# Goal
Read the records and gather each line that includes "CIVIL".

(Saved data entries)

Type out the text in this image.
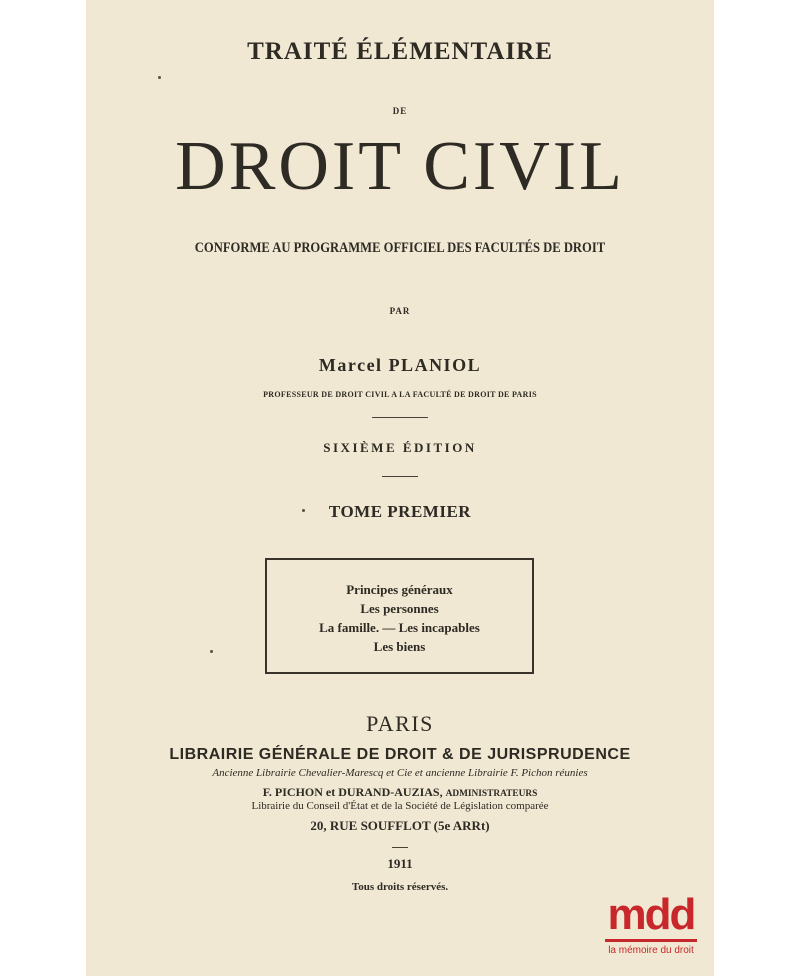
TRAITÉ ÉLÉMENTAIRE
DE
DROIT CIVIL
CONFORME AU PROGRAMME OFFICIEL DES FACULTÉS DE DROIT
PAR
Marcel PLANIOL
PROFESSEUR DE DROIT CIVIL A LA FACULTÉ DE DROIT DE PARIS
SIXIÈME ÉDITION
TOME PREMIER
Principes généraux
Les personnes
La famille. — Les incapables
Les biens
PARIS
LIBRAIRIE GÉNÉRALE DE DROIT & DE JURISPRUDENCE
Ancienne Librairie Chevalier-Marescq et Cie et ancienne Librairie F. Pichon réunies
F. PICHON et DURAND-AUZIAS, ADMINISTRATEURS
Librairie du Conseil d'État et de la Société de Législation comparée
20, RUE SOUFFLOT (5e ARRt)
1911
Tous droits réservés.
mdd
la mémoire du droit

# Task result
DROIT CIVIL
PROFESSEUR DE DROIT CIVIL A LA FACULTÉ DE DROIT DE PARIS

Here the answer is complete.